### Exercise requirements:
Search the records for "emoji". Copy every line where it appears.

### Material supplied:
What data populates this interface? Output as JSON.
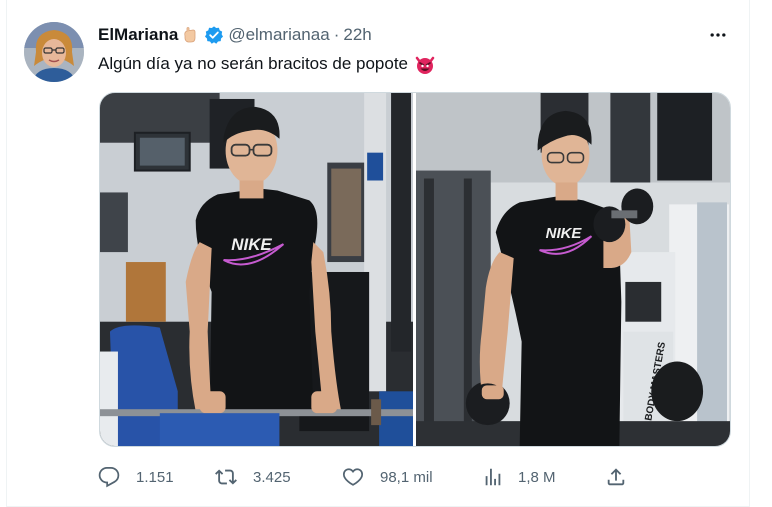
{
  "tweet": {
    "author": {
      "display_name": "ElMariana",
      "handle": "@elmarianaa",
      "verified": true,
      "name_emoji_icon": "hand-gesture-emoji-icon"
    },
    "separator": "·",
    "timestamp": "22h",
    "text": "Algún día ya no serán bracitos de popote",
    "text_emoji_icon": "devil-face-emoji-icon",
    "media": {
      "count": 2,
      "photo_1_shirt_logo": "NIKE",
      "photo_2_shirt_logo": "NIKE",
      "photo_2_bench_label": "BODY MASTERS"
    },
    "stats": {
      "replies": "1.151",
      "retweets": "3.425",
      "likes": "98,1 mil",
      "views": "1,8 M"
    },
    "colors": {
      "verified_blue": "#1d9bf0",
      "secondary_text": "#536471",
      "primary_text": "#0f1419"
    }
  }
}
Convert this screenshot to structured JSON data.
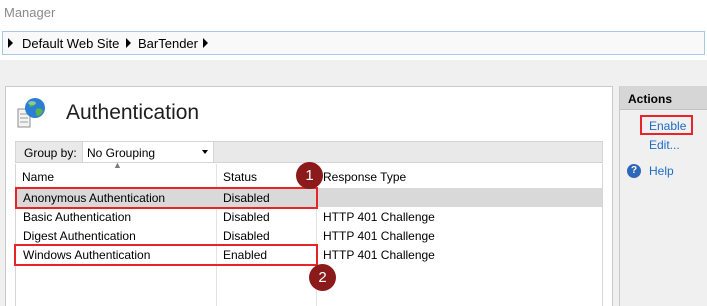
{
  "window": {
    "title": "Manager"
  },
  "breadcrumb": {
    "items": [
      "Default Web Site",
      "BarTender"
    ]
  },
  "feature": {
    "title": "Authentication"
  },
  "groupby": {
    "label": "Group by:",
    "value": "No Grouping"
  },
  "table": {
    "columns": [
      "Name",
      "Status",
      "Response Type"
    ],
    "rows": [
      {
        "name": "Anonymous Authentication",
        "status": "Disabled",
        "response": ""
      },
      {
        "name": "Basic Authentication",
        "status": "Disabled",
        "response": "HTTP 401 Challenge"
      },
      {
        "name": "Digest Authentication",
        "status": "Disabled",
        "response": "HTTP 401 Challenge"
      },
      {
        "name": "Windows Authentication",
        "status": "Enabled",
        "response": "HTTP 401 Challenge"
      }
    ]
  },
  "annotations": {
    "badge1": "1",
    "badge2": "2",
    "highlight_color": "#e8242b",
    "badge_color": "#8b1a1a"
  },
  "actions": {
    "header": "Actions",
    "enable": "Enable",
    "edit": "Edit...",
    "help": "Help"
  },
  "icons": {
    "globe": "globe-icon",
    "help": "help-icon",
    "breadcrumb": "chevron-right-icon"
  }
}
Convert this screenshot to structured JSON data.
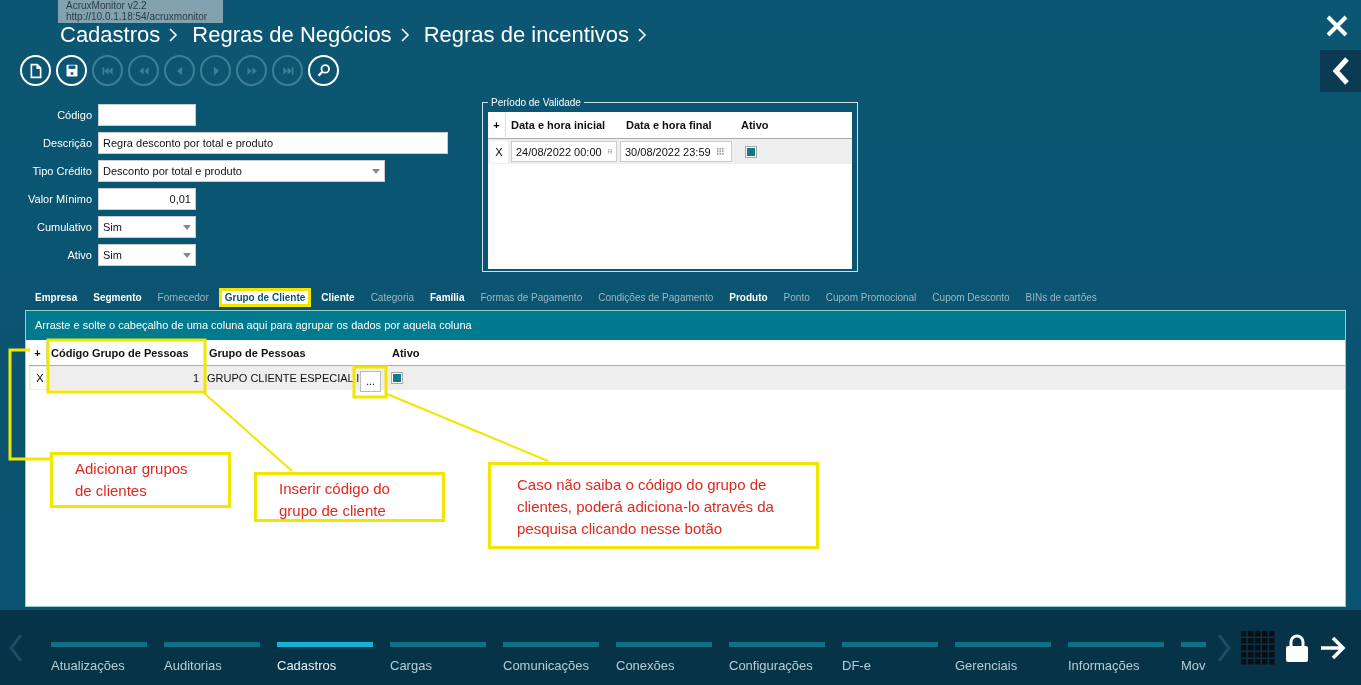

### Completed task:
      "name_emoji_icon": "hand-gesture-emoji-icon"
    "text_emoji_icon": "devil-face-emoji-icon",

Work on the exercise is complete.